Set task - Exclude images, then output the remaining data verbatim.

Figure collection entries

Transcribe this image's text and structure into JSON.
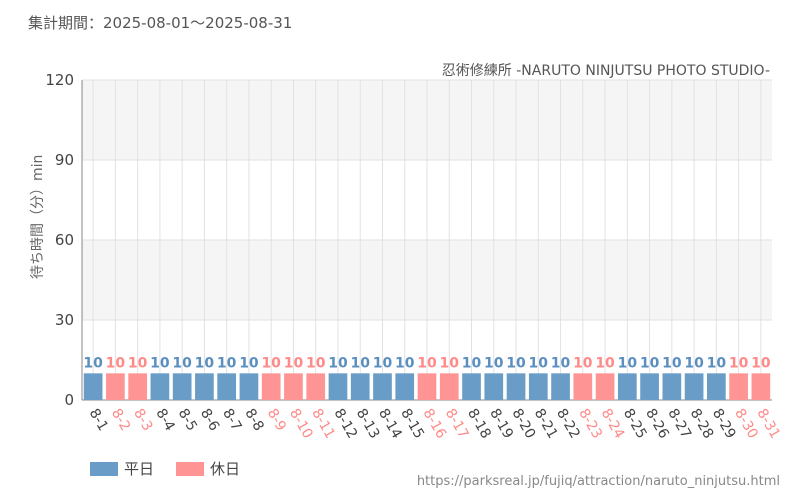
{
  "header": {
    "period_text": "集計期間：2025-08-01～2025-08-31",
    "source_text": "忍術修練所 -NARUTO NINJUTSU PHOTO STUDIO-"
  },
  "footer": {
    "url": "https://parksreal.jp/fujiq/attraction/naruto_ninjutsu.html"
  },
  "colors": {
    "weekday": "#6a9cc8",
    "holiday": "#ff9494",
    "weekday_label": "#5b8fbf",
    "holiday_label": "#ff8a8a",
    "axis_text": "#444444",
    "band": "#f5f5f5",
    "grid": "#e2e2e2"
  },
  "chart_data": {
    "type": "bar",
    "ylabel": "待ち時間（分）min",
    "ylim": [
      0,
      120
    ],
    "yticks": [
      0,
      30,
      60,
      90,
      120
    ],
    "grid": true,
    "legend_position": "bottom-left",
    "categories": [
      "8-1",
      "8-2",
      "8-3",
      "8-4",
      "8-5",
      "8-6",
      "8-7",
      "8-8",
      "8-9",
      "8-10",
      "8-11",
      "8-12",
      "8-13",
      "8-14",
      "8-15",
      "8-16",
      "8-17",
      "8-18",
      "8-19",
      "8-20",
      "8-21",
      "8-22",
      "8-23",
      "8-24",
      "8-25",
      "8-26",
      "8-27",
      "8-28",
      "8-29",
      "8-30",
      "8-31"
    ],
    "values": [
      10,
      10,
      10,
      10,
      10,
      10,
      10,
      10,
      10,
      10,
      10,
      10,
      10,
      10,
      10,
      10,
      10,
      10,
      10,
      10,
      10,
      10,
      10,
      10,
      10,
      10,
      10,
      10,
      10,
      10,
      10
    ],
    "day_type": [
      "weekday",
      "holiday",
      "holiday",
      "weekday",
      "weekday",
      "weekday",
      "weekday",
      "weekday",
      "holiday",
      "holiday",
      "holiday",
      "weekday",
      "weekday",
      "weekday",
      "weekday",
      "holiday",
      "holiday",
      "weekday",
      "weekday",
      "weekday",
      "weekday",
      "weekday",
      "holiday",
      "holiday",
      "weekday",
      "weekday",
      "weekday",
      "weekday",
      "weekday",
      "holiday",
      "holiday"
    ],
    "legend": [
      {
        "key": "weekday",
        "label": "平日"
      },
      {
        "key": "holiday",
        "label": "休日"
      }
    ]
  }
}
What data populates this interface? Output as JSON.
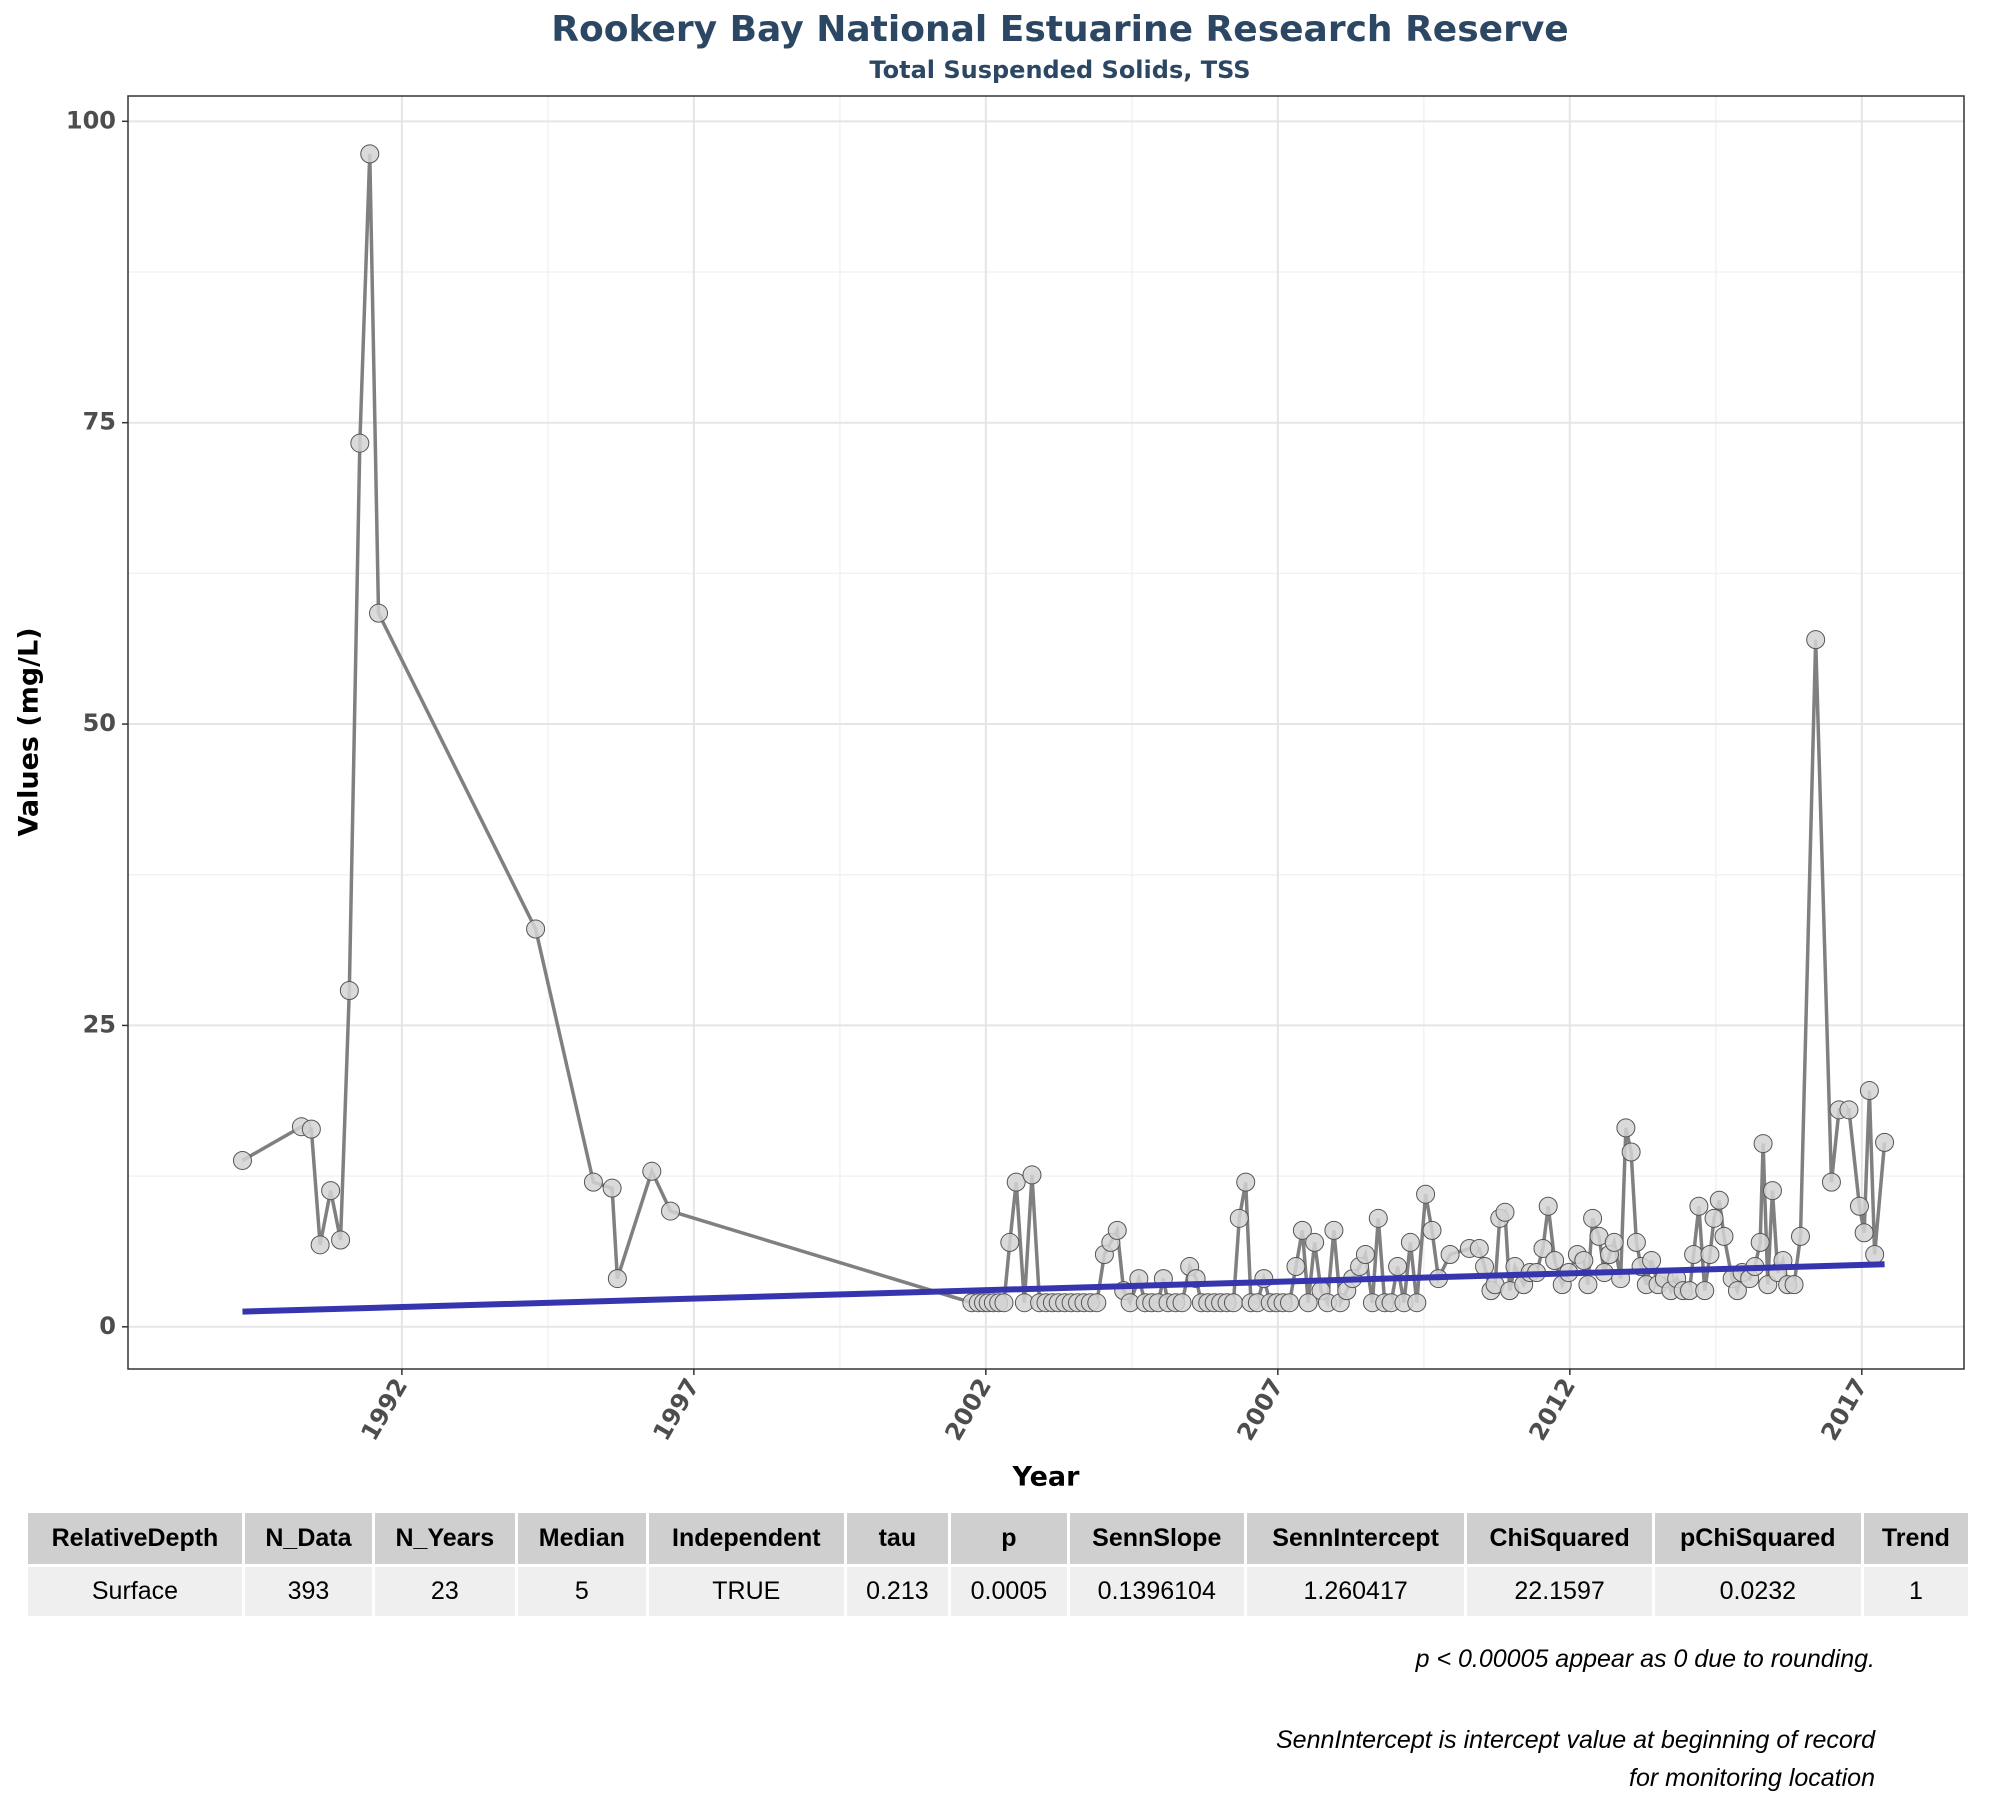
{
  "chart_data": {
    "type": "line",
    "title": "Rookery Bay National Estuarine Research Reserve",
    "subtitle": "Total Suspended Solids, TSS",
    "x_label": "Year",
    "y_label": "Values (mg/L)",
    "xlim": [
      1987.31,
      2018.75
    ],
    "ylim": [
      -3.5,
      102.1
    ],
    "xticks": [
      1992,
      1997,
      2002,
      2007,
      2012,
      2017
    ],
    "yticks": [
      0,
      25,
      50,
      75,
      100
    ],
    "grid": true,
    "line_color": "#808080",
    "point_color": "#d3d3d3",
    "trend_color": "#3535b0",
    "x": [
      1989.27,
      1990.28,
      1990.45,
      1990.6,
      1990.78,
      1990.95,
      1991.1,
      1991.28,
      1991.45,
      1991.6,
      1994.29,
      1995.28,
      1995.6,
      1995.69,
      1996.28,
      1996.6,
      2001.76,
      2001.87,
      2001.96,
      2002.04,
      2002.13,
      2002.22,
      2002.31,
      2002.41,
      2002.52,
      2002.66,
      2002.79,
      2002.92,
      2003.03,
      2003.14,
      2003.24,
      2003.35,
      2003.46,
      2003.57,
      2003.68,
      2003.79,
      2003.9,
      2004.03,
      2004.14,
      2004.25,
      2004.36,
      2004.47,
      2004.62,
      2004.73,
      2004.84,
      2004.95,
      2005.04,
      2005.12,
      2005.25,
      2005.36,
      2005.49,
      2005.6,
      2005.69,
      2005.8,
      2005.91,
      2006.02,
      2006.13,
      2006.24,
      2006.34,
      2006.45,
      2006.54,
      2006.65,
      2006.76,
      2006.87,
      2006.98,
      2007.09,
      2007.2,
      2007.31,
      2007.42,
      2007.52,
      2007.63,
      2007.74,
      2007.85,
      2007.96,
      2008.07,
      2008.18,
      2008.28,
      2008.4,
      2008.5,
      2008.62,
      2008.72,
      2008.83,
      2008.94,
      2009.05,
      2009.16,
      2009.27,
      2009.38,
      2009.53,
      2009.64,
      2009.75,
      2009.95,
      2010.28,
      2010.45,
      2010.54,
      2010.65,
      2010.72,
      2010.8,
      2010.89,
      2010.97,
      2011.06,
      2011.21,
      2011.32,
      2011.43,
      2011.54,
      2011.63,
      2011.74,
      2011.87,
      2011.98,
      2012.13,
      2012.24,
      2012.31,
      2012.39,
      2012.5,
      2012.59,
      2012.68,
      2012.76,
      2012.87,
      2012.96,
      2013.05,
      2013.14,
      2013.22,
      2013.31,
      2013.4,
      2013.51,
      2013.62,
      2013.73,
      2013.83,
      2013.94,
      2014.05,
      2014.12,
      2014.21,
      2014.31,
      2014.4,
      2014.47,
      2014.56,
      2014.64,
      2014.78,
      2014.87,
      2014.95,
      2015.08,
      2015.17,
      2015.26,
      2015.31,
      2015.39,
      2015.47,
      2015.56,
      2015.65,
      2015.73,
      2015.84,
      2015.95,
      2016.21,
      2016.48,
      2016.61,
      2016.78,
      2016.96,
      2017.04,
      2017.13,
      2017.22,
      2017.39
    ],
    "values": [
      13.8,
      16.6,
      16.4,
      6.8,
      11.3,
      7.2,
      27.9,
      73.3,
      97.3,
      59.2,
      33,
      12,
      11.5,
      4,
      12.9,
      9.6,
      2,
      2,
      2,
      2,
      2,
      2,
      2,
      7,
      12,
      2,
      12.6,
      2,
      2,
      2,
      2,
      2,
      2,
      2,
      2,
      2,
      2,
      6,
      7,
      8,
      3,
      2,
      4,
      2,
      2,
      2,
      4,
      2,
      2,
      2,
      5,
      4,
      2,
      2,
      2,
      2,
      2,
      2,
      9,
      12,
      2,
      2,
      4,
      2,
      2,
      2,
      2,
      5,
      8,
      2,
      7,
      3,
      2,
      8,
      2,
      3,
      4,
      5,
      6,
      2,
      9,
      2,
      2,
      5,
      2,
      7,
      2,
      11,
      8,
      4,
      6,
      6.5,
      6.5,
      5,
      3,
      3.5,
      9,
      9.5,
      3,
      5,
      3.5,
      4.5,
      4.5,
      6.5,
      10,
      5.5,
      3.5,
      4.5,
      6,
      5.5,
      3.5,
      9,
      7.5,
      4.5,
      6,
      7,
      4,
      16.5,
      14.5,
      7,
      5,
      3.5,
      5.5,
      3.5,
      4,
      3,
      4,
      3,
      3,
      6,
      10,
      3,
      6,
      9,
      10.5,
      7.5,
      4,
      3,
      4.5,
      4,
      5,
      7,
      15.2,
      3.5,
      11.3,
      4.5,
      5.5,
      3.5,
      3.5,
      7.5,
      57,
      12,
      18,
      18,
      10,
      7.8,
      19.6,
      6,
      15.3
    ]
  },
  "table": {
    "header": [
      "RelativeDepth",
      "N_Data",
      "N_Years",
      "Median",
      "Independent",
      "tau",
      "p",
      "SennSlope",
      "SennIntercept",
      "ChiSquared",
      "pChiSquared",
      "Trend"
    ],
    "rows": [
      [
        "Surface",
        393,
        23,
        5,
        "TRUE",
        0.213,
        0.0005,
        0.1396104,
        1.260417,
        22.1597,
        0.0232,
        1
      ]
    ]
  },
  "notes": [
    "p < 0.00005 appear as 0 due to rounding.",
    "SennIntercept is intercept value at beginning of record for monitoring location"
  ]
}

Output -
Transcribe this image's text and structure into JSON.
{
  "header": {
    "period_text": "集計期間：2025-08-01～2025-08-31",
    "source_text": "忍術修練所 -NARUTO NINJUTSU PHOTO STUDIO-"
  },
  "footer": {
    "url": "https://parksreal.jp/fujiq/attraction/naruto_ninjutsu.html"
  },
  "colors": {
    "weekday": "#6a9cc8",
    "holiday": "#ff9494",
    "weekday_label": "#5b8fbf",
    "holiday_label": "#ff8a8a",
    "axis_text": "#444444",
    "band": "#f5f5f5",
    "grid": "#e2e2e2"
  },
  "chart_data": {
    "type": "bar",
    "ylabel": "待ち時間（分）min",
    "ylim": [
      0,
      120
    ],
    "yticks": [
      0,
      30,
      60,
      90,
      120
    ],
    "grid": true,
    "legend_position": "bottom-left",
    "categories": [
      "8-1",
      "8-2",
      "8-3",
      "8-4",
      "8-5",
      "8-6",
      "8-7",
      "8-8",
      "8-9",
      "8-10",
      "8-11",
      "8-12",
      "8-13",
      "8-14",
      "8-15",
      "8-16",
      "8-17",
      "8-18",
      "8-19",
      "8-20",
      "8-21",
      "8-22",
      "8-23",
      "8-24",
      "8-25",
      "8-26",
      "8-27",
      "8-28",
      "8-29",
      "8-30",
      "8-31"
    ],
    "values": [
      10,
      10,
      10,
      10,
      10,
      10,
      10,
      10,
      10,
      10,
      10,
      10,
      10,
      10,
      10,
      10,
      10,
      10,
      10,
      10,
      10,
      10,
      10,
      10,
      10,
      10,
      10,
      10,
      10,
      10,
      10
    ],
    "day_type": [
      "weekday",
      "holiday",
      "holiday",
      "weekday",
      "weekday",
      "weekday",
      "weekday",
      "weekday",
      "holiday",
      "holiday",
      "holiday",
      "weekday",
      "weekday",
      "weekday",
      "weekday",
      "holiday",
      "holiday",
      "weekday",
      "weekday",
      "weekday",
      "weekday",
      "weekday",
      "holiday",
      "holiday",
      "weekday",
      "weekday",
      "weekday",
      "weekday",
      "weekday",
      "holiday",
      "holiday"
    ],
    "legend": [
      {
        "key": "weekday",
        "label": "平日"
      },
      {
        "key": "holiday",
        "label": "休日"
      }
    ]
  }
}
What data populates this interface? Output as JSON.
{
  "chart_data": {
    "type": "line",
    "title": "Rookery Bay National Estuarine Research Reserve",
    "subtitle": "Total Suspended Solids, TSS",
    "x_label": "Year",
    "y_label": "Values (mg/L)",
    "xlim": [
      1987.31,
      2018.75
    ],
    "ylim": [
      -3.5,
      102.1
    ],
    "xticks": [
      1992,
      1997,
      2002,
      2007,
      2012,
      2017
    ],
    "yticks": [
      0,
      25,
      50,
      75,
      100
    ],
    "grid": true,
    "line_color": "#808080",
    "point_color": "#d3d3d3",
    "trend_color": "#3535b0",
    "x": [
      1989.27,
      1990.28,
      1990.45,
      1990.6,
      1990.78,
      1990.95,
      1991.1,
      1991.28,
      1991.45,
      1991.6,
      1994.29,
      1995.28,
      1995.6,
      1995.69,
      1996.28,
      1996.6,
      2001.76,
      2001.87,
      2001.96,
      2002.04,
      2002.13,
      2002.22,
      2002.31,
      2002.41,
      2002.52,
      2002.66,
      2002.79,
      2002.92,
      2003.03,
      2003.14,
      2003.24,
      2003.35,
      2003.46,
      2003.57,
      2003.68,
      2003.79,
      2003.9,
      2004.03,
      2004.14,
      2004.25,
      2004.36,
      2004.47,
      2004.62,
      2004.73,
      2004.84,
      2004.95,
      2005.04,
      2005.12,
      2005.25,
      2005.36,
      2005.49,
      2005.6,
      2005.69,
      2005.8,
      2005.91,
      2006.02,
      2006.13,
      2006.24,
      2006.34,
      2006.45,
      2006.54,
      2006.65,
      2006.76,
      2006.87,
      2006.98,
      2007.09,
      2007.2,
      2007.31,
      2007.42,
      2007.52,
      2007.63,
      2007.74,
      2007.85,
      2007.96,
      2008.07,
      2008.18,
      2008.28,
      2008.4,
      2008.5,
      2008.62,
      2008.72,
      2008.83,
      2008.94,
      2009.05,
      2009.16,
      2009.27,
      2009.38,
      2009.53,
      2009.64,
      2009.75,
      2009.95,
      2010.28,
      2010.45,
      2010.54,
      2010.65,
      2010.72,
      2010.8,
      2010.89,
      2010.97,
      2011.06,
      2011.21,
      2011.32,
      2011.43,
      2011.54,
      2011.63,
      2011.74,
      2011.87,
      2011.98,
      2012.13,
      2012.24,
      2012.31,
      2012.39,
      2012.5,
      2012.59,
      2012.68,
      2012.76,
      2012.87,
      2012.96,
      2013.05,
      2013.14,
      2013.22,
      2013.31,
      2013.4,
      2013.51,
      2013.62,
      2013.73,
      2013.83,
      2013.94,
      2014.05,
      2014.12,
      2014.21,
      2014.31,
      2014.4,
      2014.47,
      2014.56,
      2014.64,
      2014.78,
      2014.87,
      2014.95,
      2015.08,
      2015.17,
      2015.26,
      2015.31,
      2015.39,
      2015.47,
      2015.56,
      2015.65,
      2015.73,
      2015.84,
      2015.95,
      2016.21,
      2016.48,
      2016.61,
      2016.78,
      2016.96,
      2017.04,
      2017.13,
      2017.22,
      2017.39
    ],
    "values": [
      13.8,
      16.6,
      16.4,
      6.8,
      11.3,
      7.2,
      27.9,
      73.3,
      97.3,
      59.2,
      33,
      12,
      11.5,
      4,
      12.9,
      9.6,
      2,
      2,
      2,
      2,
      2,
      2,
      2,
      7,
      12,
      2,
      12.6,
      2,
      2,
      2,
      2,
      2,
      2,
      2,
      2,
      2,
      2,
      6,
      7,
      8,
      3,
      2,
      4,
      2,
      2,
      2,
      4,
      2,
      2,
      2,
      5,
      4,
      2,
      2,
      2,
      2,
      2,
      2,
      9,
      12,
      2,
      2,
      4,
      2,
      2,
      2,
      2,
      5,
      8,
      2,
      7,
      3,
      2,
      8,
      2,
      3,
      4,
      5,
      6,
      2,
      9,
      2,
      2,
      5,
      2,
      7,
      2,
      11,
      8,
      4,
      6,
      6.5,
      6.5,
      5,
      3,
      3.5,
      9,
      9.5,
      3,
      5,
      3.5,
      4.5,
      4.5,
      6.5,
      10,
      5.5,
      3.5,
      4.5,
      6,
      5.5,
      3.5,
      9,
      7.5,
      4.5,
      6,
      7,
      4,
      16.5,
      14.5,
      7,
      5,
      3.5,
      5.5,
      3.5,
      4,
      3,
      4,
      3,
      3,
      6,
      10,
      3,
      6,
      9,
      10.5,
      7.5,
      4,
      3,
      4.5,
      4,
      5,
      7,
      15.2,
      3.5,
      11.3,
      4.5,
      5.5,
      3.5,
      3.5,
      7.5,
      57,
      12,
      18,
      18,
      10,
      7.8,
      19.6,
      6,
      15.3
    ]
  },
  "table": {
    "header": [
      "RelativeDepth",
      "N_Data",
      "N_Years",
      "Median",
      "Independent",
      "tau",
      "p",
      "SennSlope",
      "SennIntercept",
      "ChiSquared",
      "pChiSquared",
      "Trend"
    ],
    "rows": [
      [
        "Surface",
        393,
        23,
        5,
        "TRUE",
        0.213,
        0.0005,
        0.1396104,
        1.260417,
        22.1597,
        0.0232,
        1
      ]
    ]
  },
  "notes": [
    "p < 0.00005 appear as 0 due to rounding.",
    "SennIntercept is intercept value at beginning of record for monitoring location"
  ]
}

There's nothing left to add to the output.